_Requirements_
Retype the data below without altering anything.
* START Given information *
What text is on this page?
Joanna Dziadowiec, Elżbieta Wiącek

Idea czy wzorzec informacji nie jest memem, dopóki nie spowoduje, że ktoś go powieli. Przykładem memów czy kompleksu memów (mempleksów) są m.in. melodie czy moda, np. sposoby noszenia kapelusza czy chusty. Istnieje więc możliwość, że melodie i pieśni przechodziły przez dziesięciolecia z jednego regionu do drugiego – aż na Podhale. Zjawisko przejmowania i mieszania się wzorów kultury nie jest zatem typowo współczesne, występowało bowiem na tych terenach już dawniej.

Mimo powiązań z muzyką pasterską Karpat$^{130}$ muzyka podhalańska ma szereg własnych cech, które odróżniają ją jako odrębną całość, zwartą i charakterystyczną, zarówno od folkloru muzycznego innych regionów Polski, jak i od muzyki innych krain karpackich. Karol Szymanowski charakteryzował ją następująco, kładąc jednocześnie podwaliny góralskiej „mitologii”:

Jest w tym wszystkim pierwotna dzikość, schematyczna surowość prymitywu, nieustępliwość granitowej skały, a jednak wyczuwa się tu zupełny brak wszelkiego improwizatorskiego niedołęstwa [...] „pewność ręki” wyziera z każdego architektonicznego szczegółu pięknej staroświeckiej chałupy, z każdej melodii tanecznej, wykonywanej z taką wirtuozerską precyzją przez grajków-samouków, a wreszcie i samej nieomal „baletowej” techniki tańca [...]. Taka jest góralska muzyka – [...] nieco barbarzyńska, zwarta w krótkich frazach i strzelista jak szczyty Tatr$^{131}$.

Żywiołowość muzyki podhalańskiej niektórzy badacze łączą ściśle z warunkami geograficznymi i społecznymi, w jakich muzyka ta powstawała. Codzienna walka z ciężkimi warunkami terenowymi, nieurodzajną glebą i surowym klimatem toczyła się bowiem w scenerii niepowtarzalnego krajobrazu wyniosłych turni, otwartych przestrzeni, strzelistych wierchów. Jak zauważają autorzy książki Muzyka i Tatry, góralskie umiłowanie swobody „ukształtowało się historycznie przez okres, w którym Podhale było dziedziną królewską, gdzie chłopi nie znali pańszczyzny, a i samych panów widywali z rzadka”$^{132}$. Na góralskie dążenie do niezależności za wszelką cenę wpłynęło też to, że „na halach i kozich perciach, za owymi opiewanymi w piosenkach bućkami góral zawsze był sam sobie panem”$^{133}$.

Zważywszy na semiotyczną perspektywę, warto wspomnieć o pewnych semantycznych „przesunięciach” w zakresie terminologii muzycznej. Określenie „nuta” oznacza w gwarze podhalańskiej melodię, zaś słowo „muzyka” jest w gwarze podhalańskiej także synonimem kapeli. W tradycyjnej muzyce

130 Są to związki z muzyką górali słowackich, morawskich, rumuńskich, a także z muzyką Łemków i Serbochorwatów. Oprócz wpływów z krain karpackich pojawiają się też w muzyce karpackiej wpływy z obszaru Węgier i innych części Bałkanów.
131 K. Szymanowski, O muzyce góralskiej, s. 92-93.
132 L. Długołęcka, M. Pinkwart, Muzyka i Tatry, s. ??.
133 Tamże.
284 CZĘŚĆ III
* END Given information *
_Expected answer_
What text is on this page?
Joanna Dziadowiec, Elżbieta Wiącek

Idea czy wzorzec informacji nie jest memem, dopóki nie spowoduje, że ktoś go powieli. Przykładem memów czy kompleksu memów (mempleksów) są m.in. melodie czy moda, np. sposoby noszenia kapelusza czy chusty. Istnieje więc możliwość, że melodie i pieśni przechodziły przez dziesięciolecia z jednego regionu do drugiego – aż na Podhale. Zjawisko przejmowania i mieszania się wzorów kultury nie jest zatem typowo współczesne, występowało bowiem na tych terenach już dawniej.

Mimo powiązań z muzyką pasterską Karpat$^{130}$ muzyka podhalańska ma szereg własnych cech, które odróżniają ją jako odrębną całość, zwartą i charakterystyczną, zarówno od folkloru muzycznego innych regionów Polski, jak i od muzyki innych krain karpackich. Karol Szymanowski charakteryzował ją następująco, kładąc jednocześnie podwaliny góralskiej „mitologii”:

Jest w tym wszystkim pierwotna dzikość, schematyczna surowość prymitywu, nieustępliwość granitowej skały, a jednak wyczuwa się tu zupełny brak wszelkiego improwizatorskiego niedołęstwa [...] „pewność ręki” wyziera z każdego architektonicznego szczegółu pięknej staroświeckiej chałupy, z każdej melodii tanecznej, wykonywanej z taką wirtuozerską precyzją przez grajków-samouków, a wreszcie i samej nieomal „baletowej” techniki tańca [...]. Taka jest góralska muzyka – [...] nieco barbarzyńska, zwarta w krótkich frazach i strzelista jak szczyty Tatr$^{131}$.

Żywiołowość muzyki podhalańskiej niektórzy badacze łączą ściśle z warunkami geograficznymi i społecznymi, w jakich muzyka ta powstawała. Codzienna walka z ciężkimi warunkami terenowymi, nieurodzajną glebą i surowym klimatem toczyła się bowiem w scenerii niepowtarzalnego krajobrazu wyniosłych turni, otwartych przestrzeni, strzelistych wierchów. Jak zauważają autorzy książki Muzyka i Tatry, góralskie umiłowanie swobody „ukształtowało się historycznie przez okres, w którym Podhale było dziedziną królewską, gdzie chłopi nie znali pańszczyzny, a i samych panów widywali z rzadka”$^{132}$. Na góralskie dążenie do niezależności za wszelką cenę wpłynęło też to, że „na halach i kozich perciach, za owymi opiewanymi w piosenkach bućkami góral zawsze był sam sobie panem”$^{133}$.

Zważywszy na semiotyczną perspektywę, warto wspomnieć o pewnych semantycznych „przesunięciach” w zakresie terminologii muzycznej. Określenie „nuta” oznacza w gwarze podhalańskiej melodię, zaś słowo „muzyka” jest w gwarze podhalańskiej także synonimem kapeli. W tradycyjnej muzyce

130 Są to związki z muzyką górali słowackich, morawskich, rumuńskich, a także z muzyką Łemków i Serbochorwatów. Oprócz wpływów z krain karpackich pojawiają się też w muzyce karpackiej wpływy z obszaru Węgier i innych części Bałkanów.
131 K. Szymanowski, O muzyce góralskiej, s. 92-93.
132 L. Długołęcka, M. Pinkwart, Muzyka i Tatry, s. ??.
133 Tamże.
284 CZĘŚĆ III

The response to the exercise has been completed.